Set exercise: Each entry in the listing below should be restated word for word.

Supplied material:
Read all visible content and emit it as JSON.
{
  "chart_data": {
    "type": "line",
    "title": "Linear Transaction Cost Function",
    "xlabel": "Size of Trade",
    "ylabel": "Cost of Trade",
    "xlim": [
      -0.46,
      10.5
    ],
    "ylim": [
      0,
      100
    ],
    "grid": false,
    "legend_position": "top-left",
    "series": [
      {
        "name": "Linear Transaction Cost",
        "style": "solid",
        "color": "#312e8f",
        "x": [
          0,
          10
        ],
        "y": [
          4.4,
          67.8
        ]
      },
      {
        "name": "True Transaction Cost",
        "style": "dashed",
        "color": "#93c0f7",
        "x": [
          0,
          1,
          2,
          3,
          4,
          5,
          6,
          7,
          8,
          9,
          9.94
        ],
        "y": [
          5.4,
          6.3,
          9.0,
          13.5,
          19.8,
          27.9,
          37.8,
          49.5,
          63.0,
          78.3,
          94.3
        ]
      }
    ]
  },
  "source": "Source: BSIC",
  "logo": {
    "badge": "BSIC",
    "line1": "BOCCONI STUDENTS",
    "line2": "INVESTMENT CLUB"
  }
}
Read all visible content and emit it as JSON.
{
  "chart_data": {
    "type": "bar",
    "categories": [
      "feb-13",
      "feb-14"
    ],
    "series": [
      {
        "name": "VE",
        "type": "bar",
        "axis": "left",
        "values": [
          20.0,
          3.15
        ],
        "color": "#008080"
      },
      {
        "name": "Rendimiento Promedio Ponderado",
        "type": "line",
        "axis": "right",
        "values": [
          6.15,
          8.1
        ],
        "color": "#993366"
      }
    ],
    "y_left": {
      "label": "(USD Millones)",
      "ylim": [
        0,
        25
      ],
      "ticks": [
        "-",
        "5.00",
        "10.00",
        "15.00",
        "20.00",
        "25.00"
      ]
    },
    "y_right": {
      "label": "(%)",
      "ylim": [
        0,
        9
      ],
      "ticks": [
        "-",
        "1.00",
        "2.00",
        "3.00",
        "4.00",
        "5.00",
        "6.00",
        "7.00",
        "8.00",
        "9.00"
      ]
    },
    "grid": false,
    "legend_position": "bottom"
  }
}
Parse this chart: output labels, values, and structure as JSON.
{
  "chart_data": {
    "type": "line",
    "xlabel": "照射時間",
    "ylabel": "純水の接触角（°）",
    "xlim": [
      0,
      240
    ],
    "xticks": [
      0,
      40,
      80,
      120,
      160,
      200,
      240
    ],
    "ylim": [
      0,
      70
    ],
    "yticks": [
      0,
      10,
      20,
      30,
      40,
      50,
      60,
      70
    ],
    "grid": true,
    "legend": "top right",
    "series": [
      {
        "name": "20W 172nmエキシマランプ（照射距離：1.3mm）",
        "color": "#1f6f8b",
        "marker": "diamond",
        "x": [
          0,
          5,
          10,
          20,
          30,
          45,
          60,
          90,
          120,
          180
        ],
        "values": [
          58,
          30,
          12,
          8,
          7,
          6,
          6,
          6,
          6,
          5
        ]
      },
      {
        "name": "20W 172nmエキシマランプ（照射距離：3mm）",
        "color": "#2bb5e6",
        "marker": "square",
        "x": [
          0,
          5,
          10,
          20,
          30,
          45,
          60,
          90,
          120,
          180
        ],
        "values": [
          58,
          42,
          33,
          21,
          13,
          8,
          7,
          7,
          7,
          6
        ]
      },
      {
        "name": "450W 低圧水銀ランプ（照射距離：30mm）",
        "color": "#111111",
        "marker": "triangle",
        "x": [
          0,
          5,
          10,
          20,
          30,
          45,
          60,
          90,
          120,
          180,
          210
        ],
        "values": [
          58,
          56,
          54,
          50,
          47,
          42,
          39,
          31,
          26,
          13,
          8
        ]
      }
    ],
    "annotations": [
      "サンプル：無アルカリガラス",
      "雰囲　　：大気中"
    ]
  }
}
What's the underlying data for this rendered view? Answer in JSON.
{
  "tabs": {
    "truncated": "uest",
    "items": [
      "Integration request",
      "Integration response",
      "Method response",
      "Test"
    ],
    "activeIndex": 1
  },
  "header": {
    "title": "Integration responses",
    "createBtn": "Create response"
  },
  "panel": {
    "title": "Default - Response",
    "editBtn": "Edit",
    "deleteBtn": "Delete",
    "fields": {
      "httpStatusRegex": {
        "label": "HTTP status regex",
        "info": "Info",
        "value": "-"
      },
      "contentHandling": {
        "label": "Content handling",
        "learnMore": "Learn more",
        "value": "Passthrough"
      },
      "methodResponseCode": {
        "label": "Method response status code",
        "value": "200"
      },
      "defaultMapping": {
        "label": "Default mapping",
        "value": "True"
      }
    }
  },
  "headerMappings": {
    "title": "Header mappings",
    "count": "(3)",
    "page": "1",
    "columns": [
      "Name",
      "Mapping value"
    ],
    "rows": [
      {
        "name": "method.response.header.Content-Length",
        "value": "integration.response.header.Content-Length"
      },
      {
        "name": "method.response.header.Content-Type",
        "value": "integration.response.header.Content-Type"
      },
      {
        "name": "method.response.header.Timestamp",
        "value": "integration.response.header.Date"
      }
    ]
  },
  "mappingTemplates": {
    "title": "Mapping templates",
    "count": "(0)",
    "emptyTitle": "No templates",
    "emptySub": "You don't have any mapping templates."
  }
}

Reply to the exercise:
Read all visible content and emit it as JSON.
{
  "chart_data": {
    "type": "line",
    "title": "Linear Transaction Cost Function",
    "xlabel": "Size of Trade",
    "ylabel": "Cost of Trade",
    "xlim": [
      -0.46,
      10.5
    ],
    "ylim": [
      0,
      100
    ],
    "grid": false,
    "legend_position": "top-left",
    "series": [
      {
        "name": "Linear Transaction Cost",
        "style": "solid",
        "color": "#312e8f",
        "x": [
          0,
          10
        ],
        "y": [
          4.4,
          67.8
        ]
      },
      {
        "name": "True Transaction Cost",
        "style": "dashed",
        "color": "#93c0f7",
        "x": [
          0,
          1,
          2,
          3,
          4,
          5,
          6,
          7,
          8,
          9,
          9.94
        ],
        "y": [
          5.4,
          6.3,
          9.0,
          13.5,
          19.8,
          27.9,
          37.8,
          49.5,
          63.0,
          78.3,
          94.3
        ]
      }
    ]
  },
  "source": "Source: BSIC",
  "logo": {
    "badge": "BSIC",
    "line1": "BOCCONI STUDENTS",
    "line2": "INVESTMENT CLUB"
  }
}
Read all visible content and emit it as JSON.
{
  "chart_data": {
    "type": "bar",
    "categories": [
      "feb-13",
      "feb-14"
    ],
    "series": [
      {
        "name": "VE",
        "type": "bar",
        "axis": "left",
        "values": [
          20.0,
          3.15
        ],
        "color": "#008080"
      },
      {
        "name": "Rendimiento Promedio Ponderado",
        "type": "line",
        "axis": "right",
        "values": [
          6.15,
          8.1
        ],
        "color": "#993366"
      }
    ],
    "y_left": {
      "label": "(USD Millones)",
      "ylim": [
        0,
        25
      ],
      "ticks": [
        "-",
        "5.00",
        "10.00",
        "15.00",
        "20.00",
        "25.00"
      ]
    },
    "y_right": {
      "label": "(%)",
      "ylim": [
        0,
        9
      ],
      "ticks": [
        "-",
        "1.00",
        "2.00",
        "3.00",
        "4.00",
        "5.00",
        "6.00",
        "7.00",
        "8.00",
        "9.00"
      ]
    },
    "grid": false,
    "legend_position": "bottom"
  }
}
Parse this chart: output labels, values, and structure as JSON.
{
  "chart_data": {
    "type": "line",
    "xlabel": "照射時間",
    "ylabel": "純水の接触角（°）",
    "xlim": [
      0,
      240
    ],
    "xticks": [
      0,
      40,
      80,
      120,
      160,
      200,
      240
    ],
    "ylim": [
      0,
      70
    ],
    "yticks": [
      0,
      10,
      20,
      30,
      40,
      50,
      60,
      70
    ],
    "grid": true,
    "legend": "top right",
    "series": [
      {
        "name": "20W 172nmエキシマランプ（照射距離：1.3mm）",
        "color": "#1f6f8b",
        "marker": "diamond",
        "x": [
          0,
          5,
          10,
          20,
          30,
          45,
          60,
          90,
          120,
          180
        ],
        "values": [
          58,
          30,
          12,
          8,
          7,
          6,
          6,
          6,
          6,
          5
        ]
      },
      {
        "name": "20W 172nmエキシマランプ（照射距離：3mm）",
        "color": "#2bb5e6",
        "marker": "square",
        "x": [
          0,
          5,
          10,
          20,
          30,
          45,
          60,
          90,
          120,
          180
        ],
        "values": [
          58,
          42,
          33,
          21,
          13,
          8,
          7,
          7,
          7,
          6
        ]
      },
      {
        "name": "450W 低圧水銀ランプ（照射距離：30mm）",
        "color": "#111111",
        "marker": "triangle",
        "x": [
          0,
          5,
          10,
          20,
          30,
          45,
          60,
          90,
          120,
          180,
          210
        ],
        "values": [
          58,
          56,
          54,
          50,
          47,
          42,
          39,
          31,
          26,
          13,
          8
        ]
      }
    ],
    "annotations": [
      "サンプル：無アルカリガラス",
      "雰囲　　：大気中"
    ]
  }
}
What's the underlying data for this rendered view? Answer in JSON.
{
  "tabs": {
    "truncated": "uest",
    "items": [
      "Integration request",
      "Integration response",
      "Method response",
      "Test"
    ],
    "activeIndex": 1
  },
  "header": {
    "title": "Integration responses",
    "createBtn": "Create response"
  },
  "panel": {
    "title": "Default - Response",
    "editBtn": "Edit",
    "deleteBtn": "Delete",
    "fields": {
      "httpStatusRegex": {
        "label": "HTTP status regex",
        "info": "Info",
        "value": "-"
      },
      "contentHandling": {
        "label": "Content handling",
        "learnMore": "Learn more",
        "value": "Passthrough"
      },
      "methodResponseCode": {
        "label": "Method response status code",
        "value": "200"
      },
      "defaultMapping": {
        "label": "Default mapping",
        "value": "True"
      }
    }
  },
  "headerMappings": {
    "title": "Header mappings",
    "count": "(3)",
    "page": "1",
    "columns": [
      "Name",
      "Mapping value"
    ],
    "rows": [
      {
        "name": "method.response.header.Content-Length",
        "value": "integration.response.header.Content-Length"
      },
      {
        "name": "method.response.header.Content-Type",
        "value": "integration.response.header.Content-Type"
      },
      {
        "name": "method.response.header.Timestamp",
        "value": "integration.response.header.Date"
      }
    ]
  },
  "mappingTemplates": {
    "title": "Mapping templates",
    "count": "(0)",
    "emptyTitle": "No templates",
    "emptySub": "You don't have any mapping templates."
  }
}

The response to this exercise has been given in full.